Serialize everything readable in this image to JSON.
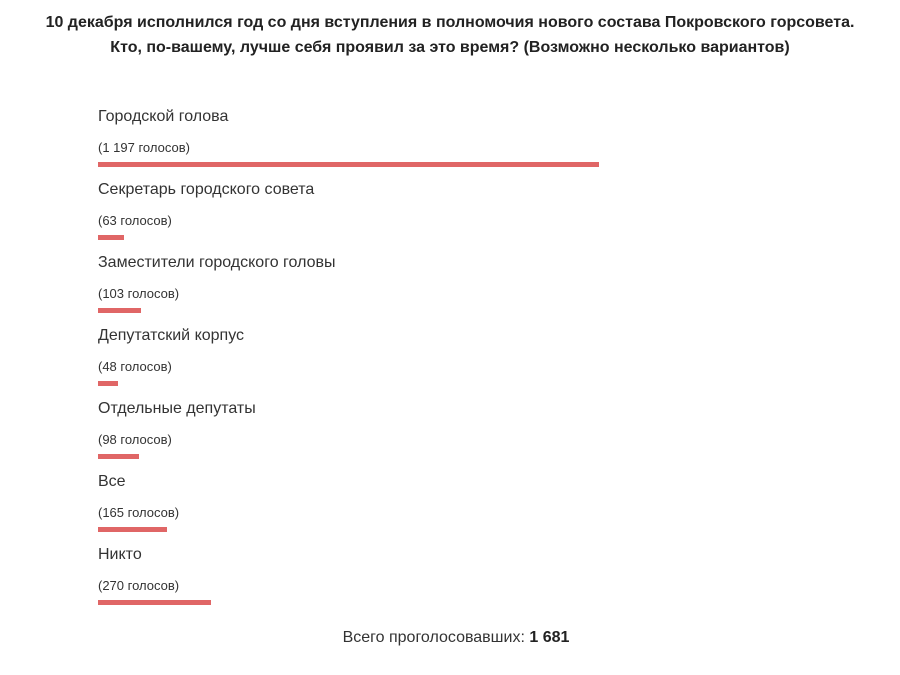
{
  "poll": {
    "question": "10 декабря исполнился год со дня вступления в полномочия нового состава Покровского горсовета. Кто, по-вашему, лучше себя проявил за это время? (Возможно несколько вариантов)",
    "bar_color": "#e06666",
    "options": [
      {
        "label": "Городской голова",
        "votes_text": "(1 197 голосов)",
        "votes": 1197
      },
      {
        "label": "Секретарь городского совета",
        "votes_text": "(63 голосов)",
        "votes": 63
      },
      {
        "label": "Заместители городского головы",
        "votes_text": "(103 голосов)",
        "votes": 103
      },
      {
        "label": "Депутатский корпус",
        "votes_text": "(48 голосов)",
        "votes": 48
      },
      {
        "label": "Отдельные депутаты",
        "votes_text": "(98 голосов)",
        "votes": 98
      },
      {
        "label": "Все",
        "votes_text": "(165 голосов)",
        "votes": 165
      },
      {
        "label": "Никто",
        "votes_text": "(270 голосов)",
        "votes": 270
      }
    ],
    "total_label": "Всего проголосовавших:",
    "total_value": "1 681"
  }
}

____________

Write out every record above exactly as it stands, but leave out the pictures.

• _EXERCISE RESPONSE_
Serialize everything readable in this image to JSON.
{
  "poll": {
    "question": "10 декабря исполнился год со дня вступления в полномочия нового состава Покровского горсовета. Кто, по-вашему, лучше себя проявил за это время? (Возможно несколько вариантов)",
    "bar_color": "#e06666",
    "options": [
      {
        "label": "Городской голова",
        "votes_text": "(1 197 голосов)",
        "votes": 1197
      },
      {
        "label": "Секретарь городского совета",
        "votes_text": "(63 голосов)",
        "votes": 63
      },
      {
        "label": "Заместители городского головы",
        "votes_text": "(103 голосов)",
        "votes": 103
      },
      {
        "label": "Депутатский корпус",
        "votes_text": "(48 голосов)",
        "votes": 48
      },
      {
        "label": "Отдельные депутаты",
        "votes_text": "(98 голосов)",
        "votes": 98
      },
      {
        "label": "Все",
        "votes_text": "(165 голосов)",
        "votes": 165
      },
      {
        "label": "Никто",
        "votes_text": "(270 голосов)",
        "votes": 270
      }
    ],
    "total_label": "Всего проголосовавших:",
    "total_value": "1 681"
  }
}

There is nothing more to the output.